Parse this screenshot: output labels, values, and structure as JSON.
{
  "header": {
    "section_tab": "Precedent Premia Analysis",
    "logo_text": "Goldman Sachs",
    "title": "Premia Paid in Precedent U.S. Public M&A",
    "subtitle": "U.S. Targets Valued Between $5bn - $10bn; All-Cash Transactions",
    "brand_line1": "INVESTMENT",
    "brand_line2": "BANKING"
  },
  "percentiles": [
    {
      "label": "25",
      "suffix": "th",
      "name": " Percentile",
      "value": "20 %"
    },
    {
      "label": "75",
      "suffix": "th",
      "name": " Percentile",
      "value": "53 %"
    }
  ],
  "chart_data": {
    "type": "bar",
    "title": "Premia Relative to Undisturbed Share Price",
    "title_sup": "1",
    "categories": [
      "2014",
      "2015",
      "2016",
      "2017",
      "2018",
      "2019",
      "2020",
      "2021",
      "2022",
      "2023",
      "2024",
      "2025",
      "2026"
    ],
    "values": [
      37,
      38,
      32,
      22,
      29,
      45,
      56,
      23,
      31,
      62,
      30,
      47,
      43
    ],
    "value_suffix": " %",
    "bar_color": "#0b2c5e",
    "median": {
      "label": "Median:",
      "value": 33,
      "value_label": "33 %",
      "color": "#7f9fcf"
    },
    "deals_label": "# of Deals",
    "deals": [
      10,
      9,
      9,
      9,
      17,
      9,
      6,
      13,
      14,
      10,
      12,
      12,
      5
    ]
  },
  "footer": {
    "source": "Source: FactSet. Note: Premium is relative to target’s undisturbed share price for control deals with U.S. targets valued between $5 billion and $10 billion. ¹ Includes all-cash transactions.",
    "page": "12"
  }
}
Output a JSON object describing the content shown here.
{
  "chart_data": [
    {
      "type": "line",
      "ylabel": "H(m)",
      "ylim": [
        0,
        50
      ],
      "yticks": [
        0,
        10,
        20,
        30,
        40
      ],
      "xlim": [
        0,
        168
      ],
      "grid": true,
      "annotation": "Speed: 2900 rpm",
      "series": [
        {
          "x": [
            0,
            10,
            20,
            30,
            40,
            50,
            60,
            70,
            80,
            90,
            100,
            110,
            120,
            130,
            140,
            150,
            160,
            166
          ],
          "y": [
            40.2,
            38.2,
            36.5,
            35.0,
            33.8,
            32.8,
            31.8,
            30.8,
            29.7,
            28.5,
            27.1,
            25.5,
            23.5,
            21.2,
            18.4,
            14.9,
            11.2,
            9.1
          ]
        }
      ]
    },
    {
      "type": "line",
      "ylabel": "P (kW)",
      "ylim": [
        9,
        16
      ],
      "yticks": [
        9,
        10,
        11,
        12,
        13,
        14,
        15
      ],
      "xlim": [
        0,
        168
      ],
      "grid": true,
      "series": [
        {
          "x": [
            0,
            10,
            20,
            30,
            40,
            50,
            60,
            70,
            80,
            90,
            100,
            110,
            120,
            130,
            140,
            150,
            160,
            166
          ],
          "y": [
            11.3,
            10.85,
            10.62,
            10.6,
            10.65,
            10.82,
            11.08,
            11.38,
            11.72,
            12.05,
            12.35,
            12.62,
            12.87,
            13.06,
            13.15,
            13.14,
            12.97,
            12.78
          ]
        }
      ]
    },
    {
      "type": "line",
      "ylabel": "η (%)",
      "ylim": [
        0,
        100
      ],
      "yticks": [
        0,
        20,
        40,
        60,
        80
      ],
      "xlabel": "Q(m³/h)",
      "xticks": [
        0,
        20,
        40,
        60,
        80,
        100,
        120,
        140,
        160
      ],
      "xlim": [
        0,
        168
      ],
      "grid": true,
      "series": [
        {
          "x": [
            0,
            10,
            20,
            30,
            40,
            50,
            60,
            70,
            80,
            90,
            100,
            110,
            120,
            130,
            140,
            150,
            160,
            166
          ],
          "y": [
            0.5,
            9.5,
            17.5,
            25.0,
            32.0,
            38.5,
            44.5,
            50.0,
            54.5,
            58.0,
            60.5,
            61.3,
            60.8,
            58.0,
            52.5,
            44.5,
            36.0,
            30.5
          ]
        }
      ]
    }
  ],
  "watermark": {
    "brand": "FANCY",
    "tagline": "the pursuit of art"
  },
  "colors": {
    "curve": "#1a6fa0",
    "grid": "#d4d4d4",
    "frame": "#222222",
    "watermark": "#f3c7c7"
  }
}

### WRITTEN PROBLEM:
Extract every entry in the listing word for word.

### SOLUTION FOR THIS PROBLEM:
Parse this screenshot: output labels, values, and structure as JSON.
{
  "header": {
    "section_tab": "Precedent Premia Analysis",
    "logo_text": "Goldman Sachs",
    "title": "Premia Paid in Precedent U.S. Public M&A",
    "subtitle": "U.S. Targets Valued Between $5bn - $10bn; All-Cash Transactions",
    "brand_line1": "INVESTMENT",
    "brand_line2": "BANKING"
  },
  "percentiles": [
    {
      "label": "25",
      "suffix": "th",
      "name": " Percentile",
      "value": "20 %"
    },
    {
      "label": "75",
      "suffix": "th",
      "name": " Percentile",
      "value": "53 %"
    }
  ],
  "chart_data": {
    "type": "bar",
    "title": "Premia Relative to Undisturbed Share Price",
    "title_sup": "1",
    "categories": [
      "2014",
      "2015",
      "2016",
      "2017",
      "2018",
      "2019",
      "2020",
      "2021",
      "2022",
      "2023",
      "2024",
      "2025",
      "2026"
    ],
    "values": [
      37,
      38,
      32,
      22,
      29,
      45,
      56,
      23,
      31,
      62,
      30,
      47,
      43
    ],
    "value_suffix": " %",
    "bar_color": "#0b2c5e",
    "median": {
      "label": "Median:",
      "value": 33,
      "value_label": "33 %",
      "color": "#7f9fcf"
    },
    "deals_label": "# of Deals",
    "deals": [
      10,
      9,
      9,
      9,
      17,
      9,
      6,
      13,
      14,
      10,
      12,
      12,
      5
    ]
  },
  "footer": {
    "source": "Source: FactSet. Note: Premium is relative to target’s undisturbed share price for control deals with U.S. targets valued between $5 billion and $10 billion. ¹ Includes all-cash transactions.",
    "page": "12"
  }
}
Output a JSON object describing the content shown here.
{
  "chart_data": [
    {
      "type": "line",
      "ylabel": "H(m)",
      "ylim": [
        0,
        50
      ],
      "yticks": [
        0,
        10,
        20,
        30,
        40
      ],
      "xlim": [
        0,
        168
      ],
      "grid": true,
      "annotation": "Speed: 2900 rpm",
      "series": [
        {
          "x": [
            0,
            10,
            20,
            30,
            40,
            50,
            60,
            70,
            80,
            90,
            100,
            110,
            120,
            130,
            140,
            150,
            160,
            166
          ],
          "y": [
            40.2,
            38.2,
            36.5,
            35.0,
            33.8,
            32.8,
            31.8,
            30.8,
            29.7,
            28.5,
            27.1,
            25.5,
            23.5,
            21.2,
            18.4,
            14.9,
            11.2,
            9.1
          ]
        }
      ]
    },
    {
      "type": "line",
      "ylabel": "P (kW)",
      "ylim": [
        9,
        16
      ],
      "yticks": [
        9,
        10,
        11,
        12,
        13,
        14,
        15
      ],
      "xlim": [
        0,
        168
      ],
      "grid": true,
      "series": [
        {
          "x": [
            0,
            10,
            20,
            30,
            40,
            50,
            60,
            70,
            80,
            90,
            100,
            110,
            120,
            130,
            140,
            150,
            160,
            166
          ],
          "y": [
            11.3,
            10.85,
            10.62,
            10.6,
            10.65,
            10.82,
            11.08,
            11.38,
            11.72,
            12.05,
            12.35,
            12.62,
            12.87,
            13.06,
            13.15,
            13.14,
            12.97,
            12.78
          ]
        }
      ]
    },
    {
      "type": "line",
      "ylabel": "η (%)",
      "ylim": [
        0,
        100
      ],
      "yticks": [
        0,
        20,
        40,
        60,
        80
      ],
      "xlabel": "Q(m³/h)",
      "xticks": [
        0,
        20,
        40,
        60,
        80,
        100,
        120,
        140,
        160
      ],
      "xlim": [
        0,
        168
      ],
      "grid": true,
      "series": [
        {
          "x": [
            0,
            10,
            20,
            30,
            40,
            50,
            60,
            70,
            80,
            90,
            100,
            110,
            120,
            130,
            140,
            150,
            160,
            166
          ],
          "y": [
            0.5,
            9.5,
            17.5,
            25.0,
            32.0,
            38.5,
            44.5,
            50.0,
            54.5,
            58.0,
            60.5,
            61.3,
            60.8,
            58.0,
            52.5,
            44.5,
            36.0,
            30.5
          ]
        }
      ]
    }
  ],
  "watermark": {
    "brand": "FANCY",
    "tagline": "the pursuit of art"
  },
  "colors": {
    "curve": "#1a6fa0",
    "grid": "#d4d4d4",
    "frame": "#222222",
    "watermark": "#f3c7c7"
  }
}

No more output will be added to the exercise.